++++ RECORDS FOR THE EXERCISE ++++

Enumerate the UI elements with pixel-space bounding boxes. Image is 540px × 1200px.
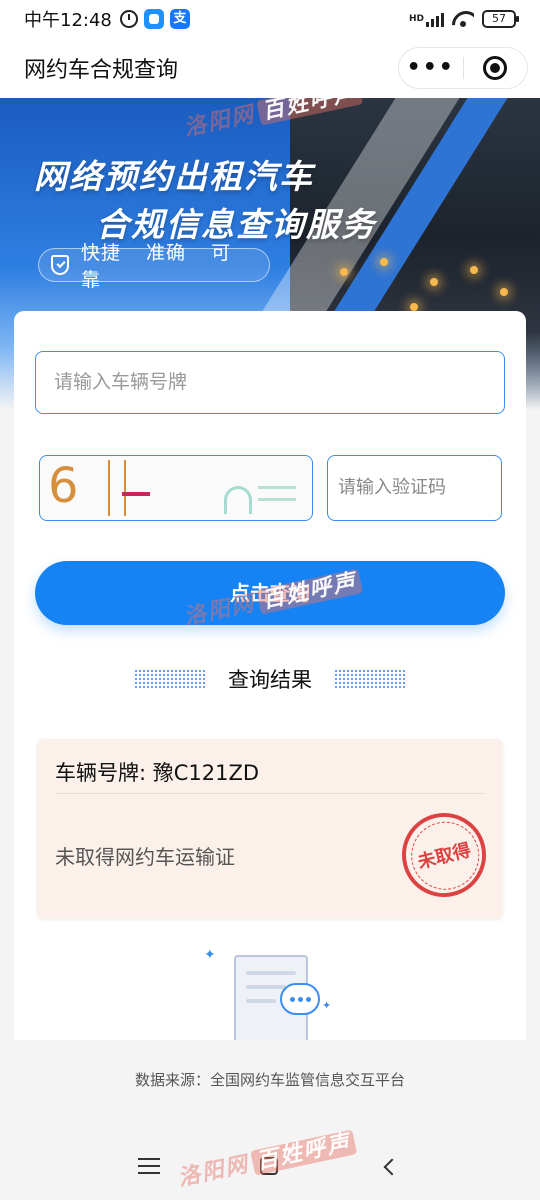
recent-apps-icon[interactable] — [138, 1158, 160, 1176]
signal-icon — [426, 11, 444, 27]
result-divider — [55, 793, 485, 794]
alarm-icon — [119, 10, 138, 28]
status-right-icons: HD 57 — [408, 10, 519, 28]
chat-bubble-icon — [280, 983, 320, 1015]
sparkle-icon: ✦ — [322, 999, 332, 1012]
not-obtained-stamp: 未取得 — [393, 804, 495, 906]
title-bar: 网约车合规查询 ••• — [0, 38, 540, 98]
more-options-button[interactable]: ••• — [399, 47, 463, 89]
feature-accurate: 准确 — [146, 242, 187, 264]
result-heading: 查询结果 — [228, 668, 312, 692]
result-plate-number: 车辆号牌: 豫C121ZD — [55, 761, 260, 785]
footer: 数据来源：全国网约车监管信息交互平台 — [0, 1040, 540, 1140]
close-circle-icon — [483, 56, 508, 80]
status-bar: 中午12:48 支 HD 57 — [0, 0, 540, 38]
hd-label: HD — [408, 14, 424, 24]
alipay-icon: 支 — [169, 9, 190, 29]
status-notification-icons: 支 — [119, 9, 190, 29]
banner-features: 快捷 准确 可靠 — [81, 238, 269, 292]
captcha-image[interactable]: 6 — [39, 455, 313, 521]
sparkle-icon: ✦ — [204, 947, 216, 963]
result-header: 查询结果 — [134, 663, 406, 695]
close-miniprogram-button[interactable] — [464, 56, 528, 80]
page-title: 网约车合规查询 — [24, 58, 179, 83]
result-box: 车辆号牌: 豫C121ZD 未取得网约车运输证 未取得 — [37, 739, 503, 919]
captcha-code-input[interactable]: 请输入验证码 — [327, 455, 502, 521]
app-notification-icon — [143, 9, 164, 29]
stamp-text: 未取得 — [415, 839, 474, 874]
captcha-char: 6 — [48, 458, 79, 514]
data-source-text: 数据来源：全国网约车监管信息交互平台 — [134, 1071, 405, 1089]
banner-features-pill: 快捷 准确 可靠 — [38, 242, 270, 291]
feature-fast: 快捷 — [80, 242, 121, 264]
system-nav-bar: 洛阳网 百姓呼声 — [0, 1129, 540, 1200]
document-illustration: ✦ ✦ — [204, 947, 334, 1047]
result-status: 未取得网约车运输证 — [55, 845, 235, 869]
banner-title-line1: 网络预约出租汽车 — [34, 157, 314, 196]
miniprogram-capsule: ••• — [398, 47, 528, 89]
back-icon[interactable] — [383, 1158, 401, 1176]
dotted-decoration-right — [334, 669, 406, 689]
wifi-icon — [452, 11, 474, 27]
shield-check-icon — [51, 255, 69, 275]
dotted-decoration-left — [134, 669, 206, 689]
battery-icon: 57 — [482, 10, 519, 28]
query-card: 请输入车辆号牌 6 请输入验证码 点击查询 查询结果 车辆号牌: 豫C121ZD… — [14, 311, 526, 1071]
status-time: 中午12:48 — [24, 10, 112, 31]
plate-number-input[interactable]: 请输入车辆号牌 — [35, 351, 505, 414]
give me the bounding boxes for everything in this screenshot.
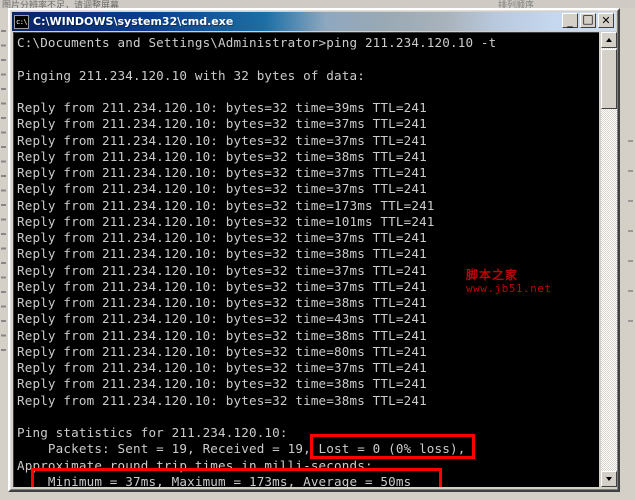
window-titlebar[interactable]: C:\WINDOWS\system32\cmd.exe _ □ ✕	[12, 12, 616, 31]
maximize-icon: □	[582, 12, 594, 26]
console-icon[interactable]	[14, 14, 29, 29]
annotation-box-rtt	[31, 468, 442, 487]
cmd-window: C:\WINDOWS\system32\cmd.exe _ □ ✕ C:\Doc…	[8, 8, 620, 492]
window-controls: _ □ ✕	[562, 13, 614, 28]
minimize-icon: _	[567, 15, 573, 28]
background-right-list-marks	[628, 140, 633, 350]
console-text: C:\Documents and Settings\Administrator>…	[17, 35, 497, 487]
scrollbar-thumb[interactable]	[601, 49, 617, 109]
watermark-site-name: 脚本之家	[466, 268, 519, 282]
minimize-button[interactable]: _	[562, 13, 578, 28]
scroll-down-arrow-icon[interactable]	[601, 471, 617, 487]
background-desktop-strip: 图片分辨率不足，请调整屏幕 排列顺序	[0, 0, 635, 11]
watermark: 脚本之家 www.jb51.net	[466, 269, 551, 294]
background-left-list-marks	[1, 30, 6, 360]
annotation-box-packet-loss	[310, 434, 475, 459]
screen-root: 图片分辨率不足，请调整屏幕 排列顺序 C:\WINDOWS\system32\c…	[0, 0, 635, 500]
close-icon: ✕	[601, 14, 611, 27]
console-output-area[interactable]: C:\Documents and Settings\Administrator>…	[13, 32, 599, 487]
watermark-url: www.jb51.net	[466, 281, 552, 295]
maximize-button[interactable]: □	[580, 13, 596, 28]
scroll-up-arrow-icon[interactable]	[601, 32, 617, 48]
window-title: C:\WINDOWS\system32\cmd.exe	[33, 15, 234, 28]
vertical-scrollbar[interactable]	[601, 32, 617, 487]
close-button[interactable]: ✕	[598, 13, 614, 28]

++++

• **TASK OBJECTIVE**
Swap "interactable" for "clickable" everywhere it appears in each listing above, and give the listings back with nothing else changed and the pictures left out.

• **EXERCISE RESPONSE**
Enumerate the UI elements with pixel-space bounding boxes. Image is 540px × 1200px.
recent-apps-icon[clickable] — [138, 1158, 160, 1176]
signal-icon — [426, 11, 444, 27]
result-divider — [55, 793, 485, 794]
alarm-icon — [119, 10, 138, 28]
status-right-icons: HD 57 — [408, 10, 519, 28]
chat-bubble-icon — [280, 983, 320, 1015]
sparkle-icon: ✦ — [322, 999, 332, 1012]
not-obtained-stamp: 未取得 — [393, 804, 495, 906]
title-bar: 网约车合规查询 ••• — [0, 38, 540, 98]
more-options-button[clickable]: ••• — [399, 47, 463, 89]
feature-accurate: 准确 — [146, 242, 187, 264]
result-heading: 查询结果 — [228, 668, 312, 692]
result-plate-number: 车辆号牌: 豫C121ZD — [55, 761, 260, 785]
footer: 数据来源：全国网约车监管信息交互平台 — [0, 1040, 540, 1140]
close-circle-icon — [483, 56, 508, 80]
status-bar: 中午12:48 支 HD 57 — [0, 0, 540, 38]
hd-label: HD — [408, 14, 424, 24]
alipay-icon: 支 — [169, 9, 190, 29]
status-notification-icons: 支 — [119, 9, 190, 29]
banner-features: 快捷 准确 可靠 — [81, 238, 269, 292]
captcha-image[clickable]: 6 — [39, 455, 313, 521]
sparkle-icon: ✦ — [204, 947, 216, 963]
result-header: 查询结果 — [134, 663, 406, 695]
close-miniprogram-button[clickable] — [464, 56, 528, 80]
page-title: 网约车合规查询 — [24, 58, 179, 83]
result-box: 车辆号牌: 豫C121ZD 未取得网约车运输证 未取得 — [37, 739, 503, 919]
captcha-code-input[clickable]: 请输入验证码 — [327, 455, 502, 521]
app-notification-icon — [143, 9, 164, 29]
stamp-text: 未取得 — [415, 839, 474, 874]
captcha-char: 6 — [48, 458, 79, 514]
data-source-text: 数据来源：全国网约车监管信息交互平台 — [134, 1071, 405, 1089]
banner-features-pill: 快捷 准确 可靠 — [38, 242, 270, 291]
feature-fast: 快捷 — [80, 242, 121, 264]
system-nav-bar: 洛阳网 百姓呼声 — [0, 1129, 540, 1200]
document-illustration: ✦ ✦ — [204, 947, 334, 1047]
result-status: 未取得网约车运输证 — [55, 845, 235, 869]
banner-title-line1: 网络预约出租汽车 — [34, 157, 314, 196]
miniprogram-capsule: ••• — [398, 47, 528, 89]
back-icon[clickable] — [383, 1158, 401, 1176]
dotted-decoration-right — [334, 669, 406, 689]
wifi-icon — [452, 11, 474, 27]
shield-check-icon — [51, 255, 69, 275]
dotted-decoration-left — [134, 669, 206, 689]
battery-icon: 57 — [482, 10, 519, 28]
query-card: 请输入车辆号牌 6 请输入验证码 点击查询 查询结果 车辆号牌: 豫C121ZD… — [14, 311, 526, 1071]
status-time: 中午12:48 — [24, 10, 112, 31]
plate-number-input[clickable]: 请输入车辆号牌 — [35, 351, 505, 414]
give me the bounding boxes for everything in this screenshot.
window-titlebar[clickable]: C:\WINDOWS\system32\cmd.exe _ □ ✕	[12, 12, 616, 31]
maximize-icon: □	[582, 12, 594, 26]
console-icon[clickable]	[14, 14, 29, 29]
annotation-box-rtt	[31, 468, 442, 487]
cmd-window: C:\WINDOWS\system32\cmd.exe _ □ ✕ C:\Doc…	[8, 8, 620, 492]
window-controls: _ □ ✕	[562, 13, 614, 28]
minimize-icon: _	[567, 15, 573, 28]
background-right-list-marks	[628, 140, 633, 350]
console-text: C:\Documents and Settings\Administrator>…	[17, 35, 497, 487]
scrollbar-thumb[clickable]	[601, 49, 617, 109]
watermark-site-name: 脚本之家	[466, 268, 519, 282]
minimize-button[clickable]: _	[562, 13, 578, 28]
scroll-down-arrow-icon[clickable]	[601, 471, 617, 487]
background-desktop-strip: 图片分辨率不足，请调整屏幕 排列顺序	[0, 0, 635, 11]
watermark: 脚本之家 www.jb51.net	[466, 269, 551, 294]
background-left-list-marks	[1, 30, 6, 360]
annotation-box-packet-loss	[310, 434, 475, 459]
screen-root: 图片分辨率不足，请调整屏幕 排列顺序 C:\WINDOWS\system32\c…	[0, 0, 635, 500]
close-icon: ✕	[601, 14, 611, 27]
console-output-area[clickable]: C:\Documents and Settings\Administrator>…	[13, 32, 599, 487]
watermark-url: www.jb51.net	[466, 281, 552, 295]
maximize-button[clickable]: □	[580, 13, 596, 28]
scroll-up-arrow-icon[clickable]	[601, 32, 617, 48]
window-title: C:\WINDOWS\system32\cmd.exe	[33, 15, 234, 28]
vertical-scrollbar[clickable]	[601, 32, 617, 487]
close-button[clickable]: ✕	[598, 13, 614, 28]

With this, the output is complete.